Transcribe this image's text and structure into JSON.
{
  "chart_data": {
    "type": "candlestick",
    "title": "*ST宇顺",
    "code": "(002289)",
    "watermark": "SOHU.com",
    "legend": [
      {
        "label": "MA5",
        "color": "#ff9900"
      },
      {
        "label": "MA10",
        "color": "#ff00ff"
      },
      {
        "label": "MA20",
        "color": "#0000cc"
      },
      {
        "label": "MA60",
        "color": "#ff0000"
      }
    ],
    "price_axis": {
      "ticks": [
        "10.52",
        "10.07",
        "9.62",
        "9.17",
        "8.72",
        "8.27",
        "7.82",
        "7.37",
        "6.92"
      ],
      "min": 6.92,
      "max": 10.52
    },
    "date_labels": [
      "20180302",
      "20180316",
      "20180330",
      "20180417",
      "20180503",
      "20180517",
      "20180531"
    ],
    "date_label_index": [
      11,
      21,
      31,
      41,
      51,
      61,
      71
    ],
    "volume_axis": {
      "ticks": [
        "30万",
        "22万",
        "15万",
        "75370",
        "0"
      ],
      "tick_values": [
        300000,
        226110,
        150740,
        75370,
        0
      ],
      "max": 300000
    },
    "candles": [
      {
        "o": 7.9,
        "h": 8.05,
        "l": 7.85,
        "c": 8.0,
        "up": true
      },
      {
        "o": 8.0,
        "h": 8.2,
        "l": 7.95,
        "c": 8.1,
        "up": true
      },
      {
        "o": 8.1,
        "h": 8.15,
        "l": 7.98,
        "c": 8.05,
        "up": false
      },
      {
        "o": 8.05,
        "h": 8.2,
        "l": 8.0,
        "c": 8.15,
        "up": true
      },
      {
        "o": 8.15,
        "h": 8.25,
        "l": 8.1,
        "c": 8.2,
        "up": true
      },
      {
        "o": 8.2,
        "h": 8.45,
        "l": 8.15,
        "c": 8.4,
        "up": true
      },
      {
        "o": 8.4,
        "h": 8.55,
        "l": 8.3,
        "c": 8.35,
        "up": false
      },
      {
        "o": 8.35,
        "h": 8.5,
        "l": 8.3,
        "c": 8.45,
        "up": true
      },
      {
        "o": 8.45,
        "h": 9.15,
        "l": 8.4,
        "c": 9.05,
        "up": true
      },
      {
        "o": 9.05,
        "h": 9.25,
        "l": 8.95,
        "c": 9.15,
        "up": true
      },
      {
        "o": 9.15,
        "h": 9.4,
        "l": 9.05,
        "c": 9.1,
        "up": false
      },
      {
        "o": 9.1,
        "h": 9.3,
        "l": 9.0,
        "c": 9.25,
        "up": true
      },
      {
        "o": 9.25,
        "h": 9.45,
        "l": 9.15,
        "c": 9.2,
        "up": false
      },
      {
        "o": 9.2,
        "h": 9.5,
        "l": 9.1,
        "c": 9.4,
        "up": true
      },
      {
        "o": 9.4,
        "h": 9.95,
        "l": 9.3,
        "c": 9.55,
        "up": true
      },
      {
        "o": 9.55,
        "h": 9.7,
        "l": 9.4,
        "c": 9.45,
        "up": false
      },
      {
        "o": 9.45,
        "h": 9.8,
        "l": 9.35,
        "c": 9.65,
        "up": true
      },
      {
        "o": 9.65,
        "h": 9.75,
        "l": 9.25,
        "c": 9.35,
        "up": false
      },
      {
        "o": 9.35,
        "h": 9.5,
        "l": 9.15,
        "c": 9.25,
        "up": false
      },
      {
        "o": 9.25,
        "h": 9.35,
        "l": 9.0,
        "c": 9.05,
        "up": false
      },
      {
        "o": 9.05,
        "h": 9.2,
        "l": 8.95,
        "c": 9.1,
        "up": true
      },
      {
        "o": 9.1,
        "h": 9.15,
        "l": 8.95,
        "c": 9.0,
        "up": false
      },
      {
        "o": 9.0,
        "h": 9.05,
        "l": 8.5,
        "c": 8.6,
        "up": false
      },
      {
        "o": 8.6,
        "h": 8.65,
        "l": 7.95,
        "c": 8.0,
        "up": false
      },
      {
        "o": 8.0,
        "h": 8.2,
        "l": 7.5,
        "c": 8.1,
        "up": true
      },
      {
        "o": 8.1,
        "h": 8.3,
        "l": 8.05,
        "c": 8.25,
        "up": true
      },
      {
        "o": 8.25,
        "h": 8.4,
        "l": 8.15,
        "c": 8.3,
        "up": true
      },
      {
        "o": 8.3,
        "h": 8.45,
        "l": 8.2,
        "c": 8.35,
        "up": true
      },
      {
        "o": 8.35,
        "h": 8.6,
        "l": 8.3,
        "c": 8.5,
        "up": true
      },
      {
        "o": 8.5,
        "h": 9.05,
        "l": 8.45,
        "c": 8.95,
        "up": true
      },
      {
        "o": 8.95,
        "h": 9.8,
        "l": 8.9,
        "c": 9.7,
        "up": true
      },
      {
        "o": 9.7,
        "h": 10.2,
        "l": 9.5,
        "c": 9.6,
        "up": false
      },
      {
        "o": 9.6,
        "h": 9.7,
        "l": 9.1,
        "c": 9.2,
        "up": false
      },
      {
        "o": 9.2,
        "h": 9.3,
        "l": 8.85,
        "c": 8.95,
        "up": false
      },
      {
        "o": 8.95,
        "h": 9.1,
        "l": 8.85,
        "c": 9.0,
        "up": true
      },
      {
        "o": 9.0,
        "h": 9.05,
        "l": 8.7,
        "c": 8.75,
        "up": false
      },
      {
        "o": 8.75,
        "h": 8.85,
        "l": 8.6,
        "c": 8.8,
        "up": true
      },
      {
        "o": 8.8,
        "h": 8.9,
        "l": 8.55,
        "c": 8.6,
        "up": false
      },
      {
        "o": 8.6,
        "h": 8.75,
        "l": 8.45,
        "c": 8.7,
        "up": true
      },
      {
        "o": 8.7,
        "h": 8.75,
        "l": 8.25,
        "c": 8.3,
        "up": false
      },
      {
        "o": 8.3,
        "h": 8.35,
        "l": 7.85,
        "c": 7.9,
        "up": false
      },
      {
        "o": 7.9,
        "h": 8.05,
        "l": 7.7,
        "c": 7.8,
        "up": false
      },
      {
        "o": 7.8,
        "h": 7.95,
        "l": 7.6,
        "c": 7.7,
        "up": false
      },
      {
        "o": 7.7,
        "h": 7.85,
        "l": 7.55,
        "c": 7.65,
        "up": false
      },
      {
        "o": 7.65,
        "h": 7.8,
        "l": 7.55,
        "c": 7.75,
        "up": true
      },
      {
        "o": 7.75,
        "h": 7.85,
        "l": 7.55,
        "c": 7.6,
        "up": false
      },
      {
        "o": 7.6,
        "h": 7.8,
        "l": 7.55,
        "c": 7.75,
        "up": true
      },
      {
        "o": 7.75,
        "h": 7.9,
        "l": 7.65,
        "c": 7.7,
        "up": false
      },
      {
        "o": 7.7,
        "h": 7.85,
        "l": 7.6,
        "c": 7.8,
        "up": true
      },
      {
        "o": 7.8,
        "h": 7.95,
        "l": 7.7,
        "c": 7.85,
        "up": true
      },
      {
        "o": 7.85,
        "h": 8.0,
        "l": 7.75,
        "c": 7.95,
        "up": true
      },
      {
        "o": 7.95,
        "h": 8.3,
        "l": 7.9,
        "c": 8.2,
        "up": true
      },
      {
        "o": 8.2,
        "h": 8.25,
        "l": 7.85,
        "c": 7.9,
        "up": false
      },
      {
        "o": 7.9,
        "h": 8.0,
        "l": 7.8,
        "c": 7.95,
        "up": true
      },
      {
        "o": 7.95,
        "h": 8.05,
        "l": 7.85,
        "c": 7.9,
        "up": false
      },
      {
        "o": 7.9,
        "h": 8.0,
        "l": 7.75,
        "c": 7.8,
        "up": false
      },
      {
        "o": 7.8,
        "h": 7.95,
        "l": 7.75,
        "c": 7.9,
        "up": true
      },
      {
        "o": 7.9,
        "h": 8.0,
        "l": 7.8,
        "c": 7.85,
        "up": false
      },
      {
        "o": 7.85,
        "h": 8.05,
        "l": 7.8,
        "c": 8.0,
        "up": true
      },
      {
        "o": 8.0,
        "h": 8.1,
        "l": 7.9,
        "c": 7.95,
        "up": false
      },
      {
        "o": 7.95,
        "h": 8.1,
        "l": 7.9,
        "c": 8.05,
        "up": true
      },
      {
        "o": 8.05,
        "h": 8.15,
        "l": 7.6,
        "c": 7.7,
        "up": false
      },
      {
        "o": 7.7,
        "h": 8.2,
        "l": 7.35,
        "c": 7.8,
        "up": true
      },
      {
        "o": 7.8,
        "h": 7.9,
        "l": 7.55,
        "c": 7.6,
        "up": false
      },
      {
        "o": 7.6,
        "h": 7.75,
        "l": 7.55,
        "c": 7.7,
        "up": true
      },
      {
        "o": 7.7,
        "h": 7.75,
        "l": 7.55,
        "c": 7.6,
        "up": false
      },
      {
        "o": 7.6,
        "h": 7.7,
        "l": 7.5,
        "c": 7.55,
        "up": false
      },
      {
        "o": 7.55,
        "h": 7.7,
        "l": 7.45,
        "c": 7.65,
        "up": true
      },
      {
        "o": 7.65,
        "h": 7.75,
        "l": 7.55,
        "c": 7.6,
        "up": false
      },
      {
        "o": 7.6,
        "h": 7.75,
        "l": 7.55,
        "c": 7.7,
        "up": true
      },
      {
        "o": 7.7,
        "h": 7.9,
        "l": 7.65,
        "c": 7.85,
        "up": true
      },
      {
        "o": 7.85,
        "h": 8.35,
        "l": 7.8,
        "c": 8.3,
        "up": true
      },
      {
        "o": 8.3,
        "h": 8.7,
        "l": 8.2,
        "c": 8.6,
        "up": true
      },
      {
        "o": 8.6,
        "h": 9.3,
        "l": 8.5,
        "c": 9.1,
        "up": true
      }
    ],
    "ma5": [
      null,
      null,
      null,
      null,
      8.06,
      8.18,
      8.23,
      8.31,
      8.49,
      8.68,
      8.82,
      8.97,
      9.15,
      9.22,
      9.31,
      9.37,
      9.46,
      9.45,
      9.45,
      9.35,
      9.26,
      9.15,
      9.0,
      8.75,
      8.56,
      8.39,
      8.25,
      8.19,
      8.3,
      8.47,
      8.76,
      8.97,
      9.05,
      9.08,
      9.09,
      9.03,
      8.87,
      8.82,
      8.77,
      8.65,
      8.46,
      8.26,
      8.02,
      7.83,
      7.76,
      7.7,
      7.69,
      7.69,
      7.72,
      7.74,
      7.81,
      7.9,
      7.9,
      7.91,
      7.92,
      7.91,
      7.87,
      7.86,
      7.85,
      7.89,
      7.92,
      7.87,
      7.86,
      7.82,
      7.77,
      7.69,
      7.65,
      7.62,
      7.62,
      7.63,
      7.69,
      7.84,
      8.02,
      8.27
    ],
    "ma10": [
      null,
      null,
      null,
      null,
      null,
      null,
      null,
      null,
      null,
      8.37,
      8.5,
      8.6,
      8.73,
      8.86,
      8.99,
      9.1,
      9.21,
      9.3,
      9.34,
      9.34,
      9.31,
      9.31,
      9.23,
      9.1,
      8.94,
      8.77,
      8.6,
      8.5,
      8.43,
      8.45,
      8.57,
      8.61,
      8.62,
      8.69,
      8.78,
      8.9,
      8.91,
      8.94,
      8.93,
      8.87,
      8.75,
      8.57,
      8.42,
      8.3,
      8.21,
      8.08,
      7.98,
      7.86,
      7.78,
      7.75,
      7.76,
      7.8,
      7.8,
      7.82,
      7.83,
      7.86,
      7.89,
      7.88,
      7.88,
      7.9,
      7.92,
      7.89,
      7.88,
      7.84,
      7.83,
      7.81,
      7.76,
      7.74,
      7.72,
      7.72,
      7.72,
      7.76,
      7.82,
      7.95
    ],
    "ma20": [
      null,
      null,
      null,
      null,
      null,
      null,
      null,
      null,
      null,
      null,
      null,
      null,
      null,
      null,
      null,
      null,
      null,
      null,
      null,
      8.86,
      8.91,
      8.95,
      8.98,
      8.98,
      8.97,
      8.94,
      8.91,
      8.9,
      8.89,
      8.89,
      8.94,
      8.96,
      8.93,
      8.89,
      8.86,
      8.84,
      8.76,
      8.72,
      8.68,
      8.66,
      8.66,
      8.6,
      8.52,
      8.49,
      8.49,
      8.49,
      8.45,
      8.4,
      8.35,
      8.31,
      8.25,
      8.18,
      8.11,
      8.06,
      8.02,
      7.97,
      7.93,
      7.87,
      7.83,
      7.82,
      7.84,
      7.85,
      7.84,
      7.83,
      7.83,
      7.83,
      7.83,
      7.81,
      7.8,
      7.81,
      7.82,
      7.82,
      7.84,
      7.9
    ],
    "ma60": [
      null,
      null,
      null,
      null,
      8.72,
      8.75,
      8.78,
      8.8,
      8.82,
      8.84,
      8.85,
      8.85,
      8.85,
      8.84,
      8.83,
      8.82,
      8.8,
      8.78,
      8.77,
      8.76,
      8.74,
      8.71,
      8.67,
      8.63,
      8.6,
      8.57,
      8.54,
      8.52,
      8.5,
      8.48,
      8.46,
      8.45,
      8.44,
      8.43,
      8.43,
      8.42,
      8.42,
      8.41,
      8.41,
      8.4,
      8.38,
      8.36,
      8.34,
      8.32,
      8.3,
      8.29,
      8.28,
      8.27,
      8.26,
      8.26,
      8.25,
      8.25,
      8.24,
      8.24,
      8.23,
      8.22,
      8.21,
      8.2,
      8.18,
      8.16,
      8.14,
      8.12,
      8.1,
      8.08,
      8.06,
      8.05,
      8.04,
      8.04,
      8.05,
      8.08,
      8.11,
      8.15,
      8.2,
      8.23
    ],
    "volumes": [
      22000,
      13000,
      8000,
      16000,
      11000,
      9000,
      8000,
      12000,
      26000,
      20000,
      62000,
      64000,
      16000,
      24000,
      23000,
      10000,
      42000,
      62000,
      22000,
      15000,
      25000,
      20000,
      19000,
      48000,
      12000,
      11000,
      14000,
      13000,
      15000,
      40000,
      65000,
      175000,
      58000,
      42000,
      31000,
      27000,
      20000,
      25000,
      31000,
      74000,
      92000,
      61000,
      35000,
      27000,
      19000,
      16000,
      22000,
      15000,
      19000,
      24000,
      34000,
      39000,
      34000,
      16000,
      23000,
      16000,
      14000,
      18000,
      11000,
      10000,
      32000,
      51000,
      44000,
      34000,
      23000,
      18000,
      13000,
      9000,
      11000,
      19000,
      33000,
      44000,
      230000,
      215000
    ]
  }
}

________________________

- _JOB_: Search the listing for the word "color". Copy every line in which it occurs.

- _WRITTEN SOLUTION_:
        "color": "#ff9900"
        "color": "#ff00ff"
        "color": "#0000cc"
        "color": "#ff0000"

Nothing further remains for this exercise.